--- Begin LISTING ---

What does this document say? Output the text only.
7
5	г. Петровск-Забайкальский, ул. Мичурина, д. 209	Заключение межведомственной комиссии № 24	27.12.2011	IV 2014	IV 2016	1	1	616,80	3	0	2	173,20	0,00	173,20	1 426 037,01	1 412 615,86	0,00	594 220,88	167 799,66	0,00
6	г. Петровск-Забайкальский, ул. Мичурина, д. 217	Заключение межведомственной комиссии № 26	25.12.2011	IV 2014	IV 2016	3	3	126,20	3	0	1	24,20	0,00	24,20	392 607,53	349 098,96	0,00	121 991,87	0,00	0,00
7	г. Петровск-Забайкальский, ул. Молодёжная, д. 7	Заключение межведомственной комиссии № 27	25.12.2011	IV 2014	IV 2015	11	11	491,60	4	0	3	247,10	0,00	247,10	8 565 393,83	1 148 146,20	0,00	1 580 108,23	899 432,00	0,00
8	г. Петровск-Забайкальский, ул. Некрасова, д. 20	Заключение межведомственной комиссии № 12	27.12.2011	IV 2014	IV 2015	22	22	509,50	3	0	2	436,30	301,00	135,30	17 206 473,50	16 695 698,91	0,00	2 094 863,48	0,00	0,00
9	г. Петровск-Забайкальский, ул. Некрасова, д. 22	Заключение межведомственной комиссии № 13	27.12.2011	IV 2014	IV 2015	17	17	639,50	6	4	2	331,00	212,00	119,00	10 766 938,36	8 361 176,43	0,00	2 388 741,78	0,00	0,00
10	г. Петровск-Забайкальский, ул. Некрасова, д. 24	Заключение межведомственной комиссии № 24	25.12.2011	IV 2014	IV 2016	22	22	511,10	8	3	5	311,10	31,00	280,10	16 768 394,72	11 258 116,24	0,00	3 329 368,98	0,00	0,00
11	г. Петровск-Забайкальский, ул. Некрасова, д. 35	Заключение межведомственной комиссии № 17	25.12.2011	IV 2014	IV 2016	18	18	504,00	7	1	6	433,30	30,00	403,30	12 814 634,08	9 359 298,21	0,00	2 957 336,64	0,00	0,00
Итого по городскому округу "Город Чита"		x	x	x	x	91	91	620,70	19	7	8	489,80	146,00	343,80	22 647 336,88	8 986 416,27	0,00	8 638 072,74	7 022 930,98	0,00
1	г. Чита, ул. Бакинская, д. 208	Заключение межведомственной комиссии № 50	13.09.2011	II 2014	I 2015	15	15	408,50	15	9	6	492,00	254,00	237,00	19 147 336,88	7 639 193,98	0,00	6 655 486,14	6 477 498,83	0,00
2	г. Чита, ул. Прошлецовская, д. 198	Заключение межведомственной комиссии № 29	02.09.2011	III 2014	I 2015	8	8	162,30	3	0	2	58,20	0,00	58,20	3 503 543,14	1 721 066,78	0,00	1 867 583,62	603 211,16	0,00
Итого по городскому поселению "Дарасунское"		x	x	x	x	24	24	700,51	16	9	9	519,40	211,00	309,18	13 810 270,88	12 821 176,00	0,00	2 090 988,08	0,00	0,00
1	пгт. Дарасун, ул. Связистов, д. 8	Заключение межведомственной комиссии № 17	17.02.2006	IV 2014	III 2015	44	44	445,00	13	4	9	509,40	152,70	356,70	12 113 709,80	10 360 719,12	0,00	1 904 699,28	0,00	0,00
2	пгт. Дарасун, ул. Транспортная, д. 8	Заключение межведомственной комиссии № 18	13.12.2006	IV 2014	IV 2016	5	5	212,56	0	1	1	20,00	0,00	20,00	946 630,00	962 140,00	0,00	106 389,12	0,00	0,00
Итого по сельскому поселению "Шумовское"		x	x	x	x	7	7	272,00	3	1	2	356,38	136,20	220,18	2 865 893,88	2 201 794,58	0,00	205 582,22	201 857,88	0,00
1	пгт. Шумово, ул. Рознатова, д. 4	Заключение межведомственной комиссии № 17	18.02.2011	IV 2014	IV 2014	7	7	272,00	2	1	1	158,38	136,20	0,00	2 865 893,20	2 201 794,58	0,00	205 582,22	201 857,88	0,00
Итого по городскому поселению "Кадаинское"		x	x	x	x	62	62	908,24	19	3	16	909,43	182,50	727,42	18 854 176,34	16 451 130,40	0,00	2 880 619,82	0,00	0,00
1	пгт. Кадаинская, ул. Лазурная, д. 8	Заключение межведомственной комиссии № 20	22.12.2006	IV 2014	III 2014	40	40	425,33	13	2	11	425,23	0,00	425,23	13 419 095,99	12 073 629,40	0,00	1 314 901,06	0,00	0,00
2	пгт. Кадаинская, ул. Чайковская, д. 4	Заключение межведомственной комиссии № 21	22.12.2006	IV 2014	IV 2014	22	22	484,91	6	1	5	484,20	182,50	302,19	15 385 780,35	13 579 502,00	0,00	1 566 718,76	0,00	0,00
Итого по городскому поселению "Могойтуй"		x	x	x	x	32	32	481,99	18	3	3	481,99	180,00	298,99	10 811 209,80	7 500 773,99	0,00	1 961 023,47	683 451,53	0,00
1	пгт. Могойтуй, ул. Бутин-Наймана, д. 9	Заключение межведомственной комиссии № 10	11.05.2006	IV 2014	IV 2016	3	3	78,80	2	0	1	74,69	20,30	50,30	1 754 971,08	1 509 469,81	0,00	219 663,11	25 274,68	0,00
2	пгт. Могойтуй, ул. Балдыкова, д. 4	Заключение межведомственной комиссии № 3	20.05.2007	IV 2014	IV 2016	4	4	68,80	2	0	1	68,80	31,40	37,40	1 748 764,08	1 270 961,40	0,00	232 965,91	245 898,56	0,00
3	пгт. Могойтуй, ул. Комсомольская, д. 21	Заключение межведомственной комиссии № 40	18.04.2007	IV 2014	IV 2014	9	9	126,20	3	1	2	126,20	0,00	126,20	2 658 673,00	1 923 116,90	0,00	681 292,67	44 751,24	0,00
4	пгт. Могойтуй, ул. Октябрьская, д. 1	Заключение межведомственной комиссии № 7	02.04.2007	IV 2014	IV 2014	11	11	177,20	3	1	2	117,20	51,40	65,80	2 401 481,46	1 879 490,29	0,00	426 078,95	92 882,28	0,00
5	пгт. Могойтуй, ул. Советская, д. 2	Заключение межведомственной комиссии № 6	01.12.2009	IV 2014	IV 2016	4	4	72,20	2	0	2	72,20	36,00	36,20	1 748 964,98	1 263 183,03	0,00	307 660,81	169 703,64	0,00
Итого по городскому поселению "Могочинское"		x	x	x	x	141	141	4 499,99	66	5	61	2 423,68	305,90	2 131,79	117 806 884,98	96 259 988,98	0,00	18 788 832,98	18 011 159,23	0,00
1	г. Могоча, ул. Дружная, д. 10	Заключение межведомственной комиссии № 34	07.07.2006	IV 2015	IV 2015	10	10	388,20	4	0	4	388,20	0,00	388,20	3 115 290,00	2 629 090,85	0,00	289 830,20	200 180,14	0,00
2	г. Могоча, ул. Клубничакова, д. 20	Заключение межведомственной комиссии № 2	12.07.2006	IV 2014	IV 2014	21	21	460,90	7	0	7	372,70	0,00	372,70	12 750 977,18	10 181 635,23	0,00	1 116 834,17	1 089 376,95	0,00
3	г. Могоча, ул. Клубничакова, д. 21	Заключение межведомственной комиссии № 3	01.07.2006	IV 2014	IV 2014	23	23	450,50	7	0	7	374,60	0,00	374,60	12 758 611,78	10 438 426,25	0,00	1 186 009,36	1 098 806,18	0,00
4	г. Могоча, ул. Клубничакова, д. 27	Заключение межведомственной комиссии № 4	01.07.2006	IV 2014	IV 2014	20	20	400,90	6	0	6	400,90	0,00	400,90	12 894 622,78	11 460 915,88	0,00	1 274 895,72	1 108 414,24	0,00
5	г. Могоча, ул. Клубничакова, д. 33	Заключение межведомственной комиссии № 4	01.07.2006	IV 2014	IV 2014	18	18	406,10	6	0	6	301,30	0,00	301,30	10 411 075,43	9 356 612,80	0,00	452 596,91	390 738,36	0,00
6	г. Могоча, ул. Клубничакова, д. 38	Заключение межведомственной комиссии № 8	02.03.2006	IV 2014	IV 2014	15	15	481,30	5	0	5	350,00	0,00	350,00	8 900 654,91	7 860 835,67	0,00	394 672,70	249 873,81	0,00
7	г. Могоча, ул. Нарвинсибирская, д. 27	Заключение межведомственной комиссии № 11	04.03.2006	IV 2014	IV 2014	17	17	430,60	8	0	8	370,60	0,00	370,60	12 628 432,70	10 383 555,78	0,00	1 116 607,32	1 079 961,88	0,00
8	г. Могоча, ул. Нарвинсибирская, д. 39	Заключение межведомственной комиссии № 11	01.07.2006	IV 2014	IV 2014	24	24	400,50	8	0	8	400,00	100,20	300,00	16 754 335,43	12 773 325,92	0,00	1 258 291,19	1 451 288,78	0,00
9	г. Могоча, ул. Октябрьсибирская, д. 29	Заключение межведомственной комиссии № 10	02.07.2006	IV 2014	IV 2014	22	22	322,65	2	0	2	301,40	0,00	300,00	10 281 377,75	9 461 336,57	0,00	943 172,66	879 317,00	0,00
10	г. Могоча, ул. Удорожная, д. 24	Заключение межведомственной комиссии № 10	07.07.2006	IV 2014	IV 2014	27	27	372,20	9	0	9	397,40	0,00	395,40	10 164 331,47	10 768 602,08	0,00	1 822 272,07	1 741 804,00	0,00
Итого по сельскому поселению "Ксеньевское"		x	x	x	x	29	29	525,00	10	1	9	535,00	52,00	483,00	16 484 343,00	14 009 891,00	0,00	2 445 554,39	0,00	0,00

--- End LISTING ---

» REQUEST
Which lines of the material contain the string "Кадаинская"? List each of them.

» TASK RESPONSE
1	пгт. Кадаинская, ул. Лазурная, д. 8	Заключение межведомственной комиссии № 20	22.12.2006	IV 2014	III 2014	40	40	425,33	13	2	11	425,23	0,00	425,23	13 419 095,99	12 073 629,40	0,00	1 314 901,06	0,00	0,00
2	пгт. Кадаинская, ул. Чайковская, д. 4	Заключение межведомственной комиссии № 21	22.12.2006	IV 2014	IV 2014	22	22	484,91	6	1	5	484,20	182,50	302,19	15 385 780,35	13 579 502,00	0,00	1 566 718,76	0,00	0,00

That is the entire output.